§ Given records

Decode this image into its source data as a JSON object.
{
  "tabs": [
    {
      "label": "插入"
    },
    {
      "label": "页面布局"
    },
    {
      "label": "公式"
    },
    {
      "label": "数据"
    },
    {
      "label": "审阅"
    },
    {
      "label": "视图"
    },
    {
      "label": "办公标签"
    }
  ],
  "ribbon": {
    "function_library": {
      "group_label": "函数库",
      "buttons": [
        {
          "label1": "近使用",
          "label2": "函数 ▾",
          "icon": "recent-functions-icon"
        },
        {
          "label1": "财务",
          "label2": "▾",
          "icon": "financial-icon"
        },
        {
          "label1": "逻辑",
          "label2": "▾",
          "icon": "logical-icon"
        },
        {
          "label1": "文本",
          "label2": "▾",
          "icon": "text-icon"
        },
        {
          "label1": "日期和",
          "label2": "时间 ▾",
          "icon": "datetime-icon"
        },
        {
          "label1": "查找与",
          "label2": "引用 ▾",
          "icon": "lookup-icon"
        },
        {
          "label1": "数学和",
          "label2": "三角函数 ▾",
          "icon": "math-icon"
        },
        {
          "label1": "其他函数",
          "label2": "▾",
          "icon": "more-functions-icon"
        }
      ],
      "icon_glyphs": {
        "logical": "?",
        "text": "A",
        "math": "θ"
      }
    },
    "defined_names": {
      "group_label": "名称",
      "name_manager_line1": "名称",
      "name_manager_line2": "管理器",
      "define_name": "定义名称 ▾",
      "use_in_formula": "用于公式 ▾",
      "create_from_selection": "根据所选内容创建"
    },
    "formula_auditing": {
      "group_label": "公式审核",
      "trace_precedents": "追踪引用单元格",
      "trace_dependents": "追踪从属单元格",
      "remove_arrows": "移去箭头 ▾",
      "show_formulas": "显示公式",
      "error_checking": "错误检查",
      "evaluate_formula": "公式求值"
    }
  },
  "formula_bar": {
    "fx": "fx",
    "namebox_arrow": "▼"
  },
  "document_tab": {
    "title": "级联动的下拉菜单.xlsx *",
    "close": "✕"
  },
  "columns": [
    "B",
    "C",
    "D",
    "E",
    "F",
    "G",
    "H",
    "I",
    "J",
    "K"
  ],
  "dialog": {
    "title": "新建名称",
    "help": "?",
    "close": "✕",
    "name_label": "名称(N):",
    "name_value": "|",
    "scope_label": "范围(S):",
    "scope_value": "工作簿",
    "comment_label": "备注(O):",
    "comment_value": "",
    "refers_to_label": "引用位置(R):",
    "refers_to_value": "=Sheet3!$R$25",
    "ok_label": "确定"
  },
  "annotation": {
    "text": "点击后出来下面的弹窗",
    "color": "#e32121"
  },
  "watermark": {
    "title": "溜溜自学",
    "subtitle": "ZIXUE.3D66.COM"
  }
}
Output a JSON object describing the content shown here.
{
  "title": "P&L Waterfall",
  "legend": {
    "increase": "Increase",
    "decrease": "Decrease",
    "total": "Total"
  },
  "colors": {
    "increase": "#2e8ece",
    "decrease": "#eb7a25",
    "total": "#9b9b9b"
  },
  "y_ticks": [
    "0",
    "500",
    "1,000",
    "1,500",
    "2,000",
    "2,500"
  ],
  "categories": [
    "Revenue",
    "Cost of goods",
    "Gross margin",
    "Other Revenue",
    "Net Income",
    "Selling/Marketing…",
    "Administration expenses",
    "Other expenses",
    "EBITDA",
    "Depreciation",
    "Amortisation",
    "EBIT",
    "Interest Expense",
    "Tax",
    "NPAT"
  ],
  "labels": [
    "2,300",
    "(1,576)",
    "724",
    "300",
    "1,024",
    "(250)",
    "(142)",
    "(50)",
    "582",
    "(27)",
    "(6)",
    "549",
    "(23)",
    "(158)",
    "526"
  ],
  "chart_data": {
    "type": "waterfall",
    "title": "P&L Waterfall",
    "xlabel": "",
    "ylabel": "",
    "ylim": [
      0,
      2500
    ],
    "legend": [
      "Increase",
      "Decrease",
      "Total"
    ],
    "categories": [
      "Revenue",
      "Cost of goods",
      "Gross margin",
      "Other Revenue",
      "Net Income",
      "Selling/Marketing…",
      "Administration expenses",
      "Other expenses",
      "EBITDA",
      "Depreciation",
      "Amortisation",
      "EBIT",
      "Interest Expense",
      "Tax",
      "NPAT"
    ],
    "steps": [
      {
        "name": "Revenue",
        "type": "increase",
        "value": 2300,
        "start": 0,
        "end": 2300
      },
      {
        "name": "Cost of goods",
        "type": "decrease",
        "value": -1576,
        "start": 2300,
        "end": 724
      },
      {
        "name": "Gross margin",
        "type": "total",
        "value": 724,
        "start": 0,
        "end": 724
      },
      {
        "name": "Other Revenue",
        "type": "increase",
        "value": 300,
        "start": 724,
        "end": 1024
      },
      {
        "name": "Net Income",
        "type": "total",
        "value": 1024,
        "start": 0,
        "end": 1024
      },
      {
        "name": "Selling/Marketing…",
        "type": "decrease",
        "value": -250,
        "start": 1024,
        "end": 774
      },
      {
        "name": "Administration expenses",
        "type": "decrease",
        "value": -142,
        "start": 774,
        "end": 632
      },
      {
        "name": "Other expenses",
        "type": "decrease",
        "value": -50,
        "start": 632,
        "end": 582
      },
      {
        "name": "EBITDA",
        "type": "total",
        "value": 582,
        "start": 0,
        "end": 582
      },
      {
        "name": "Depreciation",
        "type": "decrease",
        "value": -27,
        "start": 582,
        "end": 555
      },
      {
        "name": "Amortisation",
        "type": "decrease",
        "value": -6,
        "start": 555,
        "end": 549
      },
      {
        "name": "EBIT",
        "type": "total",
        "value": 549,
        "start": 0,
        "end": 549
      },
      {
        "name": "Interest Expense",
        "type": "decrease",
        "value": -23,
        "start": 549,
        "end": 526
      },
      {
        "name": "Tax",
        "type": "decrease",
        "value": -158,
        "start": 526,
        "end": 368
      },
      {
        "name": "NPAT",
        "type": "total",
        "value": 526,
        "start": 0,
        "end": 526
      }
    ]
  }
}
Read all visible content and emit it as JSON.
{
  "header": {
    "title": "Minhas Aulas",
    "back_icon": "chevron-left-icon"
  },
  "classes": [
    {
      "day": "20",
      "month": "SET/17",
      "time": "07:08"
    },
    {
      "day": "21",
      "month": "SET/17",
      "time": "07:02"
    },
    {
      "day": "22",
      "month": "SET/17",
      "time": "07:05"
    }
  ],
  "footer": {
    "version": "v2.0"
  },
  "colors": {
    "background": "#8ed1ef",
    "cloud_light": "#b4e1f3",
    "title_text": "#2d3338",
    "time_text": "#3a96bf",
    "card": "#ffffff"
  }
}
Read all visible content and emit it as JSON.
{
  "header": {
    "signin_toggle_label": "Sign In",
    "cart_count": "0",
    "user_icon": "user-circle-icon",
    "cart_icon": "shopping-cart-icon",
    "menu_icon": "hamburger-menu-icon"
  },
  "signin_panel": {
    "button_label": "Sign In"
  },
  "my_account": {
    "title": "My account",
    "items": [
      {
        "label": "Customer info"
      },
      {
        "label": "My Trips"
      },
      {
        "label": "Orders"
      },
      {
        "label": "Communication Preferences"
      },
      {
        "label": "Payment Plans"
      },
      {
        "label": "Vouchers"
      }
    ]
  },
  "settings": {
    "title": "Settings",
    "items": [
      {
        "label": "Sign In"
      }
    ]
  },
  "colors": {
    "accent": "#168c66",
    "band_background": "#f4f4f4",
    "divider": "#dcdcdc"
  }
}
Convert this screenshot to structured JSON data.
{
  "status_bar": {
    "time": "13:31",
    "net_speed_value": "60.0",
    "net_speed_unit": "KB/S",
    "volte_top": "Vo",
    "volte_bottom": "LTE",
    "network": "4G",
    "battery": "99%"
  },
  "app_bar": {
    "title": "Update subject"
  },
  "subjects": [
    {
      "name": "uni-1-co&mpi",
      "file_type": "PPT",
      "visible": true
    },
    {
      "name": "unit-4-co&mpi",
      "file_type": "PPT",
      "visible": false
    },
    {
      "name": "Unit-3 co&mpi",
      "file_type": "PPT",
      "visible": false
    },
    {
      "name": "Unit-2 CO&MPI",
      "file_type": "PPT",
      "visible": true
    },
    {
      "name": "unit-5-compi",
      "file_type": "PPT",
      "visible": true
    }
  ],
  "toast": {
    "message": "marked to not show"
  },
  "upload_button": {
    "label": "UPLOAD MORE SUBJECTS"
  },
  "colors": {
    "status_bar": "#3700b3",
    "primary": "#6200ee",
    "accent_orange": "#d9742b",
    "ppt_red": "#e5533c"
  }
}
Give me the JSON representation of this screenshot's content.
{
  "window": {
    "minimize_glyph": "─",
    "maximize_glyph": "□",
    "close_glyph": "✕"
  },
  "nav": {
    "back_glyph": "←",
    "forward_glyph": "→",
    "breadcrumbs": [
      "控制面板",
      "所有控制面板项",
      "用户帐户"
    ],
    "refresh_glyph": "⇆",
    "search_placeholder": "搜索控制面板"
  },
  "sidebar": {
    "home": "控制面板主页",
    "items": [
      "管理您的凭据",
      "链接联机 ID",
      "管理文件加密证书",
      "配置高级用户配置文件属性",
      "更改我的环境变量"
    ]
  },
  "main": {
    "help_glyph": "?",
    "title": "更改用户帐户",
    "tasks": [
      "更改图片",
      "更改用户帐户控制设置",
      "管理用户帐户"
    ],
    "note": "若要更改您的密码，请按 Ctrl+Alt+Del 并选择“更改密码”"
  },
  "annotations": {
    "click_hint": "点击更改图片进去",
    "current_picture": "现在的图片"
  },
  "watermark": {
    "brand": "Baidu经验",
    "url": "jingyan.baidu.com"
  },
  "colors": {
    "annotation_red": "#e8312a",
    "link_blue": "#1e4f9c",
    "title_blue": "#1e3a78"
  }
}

§ Stated goal
In the records above, collect each line with "JSON".

§ Response to the exercise
Decode this image into its source data as a JSON object.
Output a JSON object describing the content shown here.
Read all visible content and emit it as JSON.
Read all visible content and emit it as JSON.
Convert this screenshot to structured JSON data.
Give me the JSON representation of this screenshot's content.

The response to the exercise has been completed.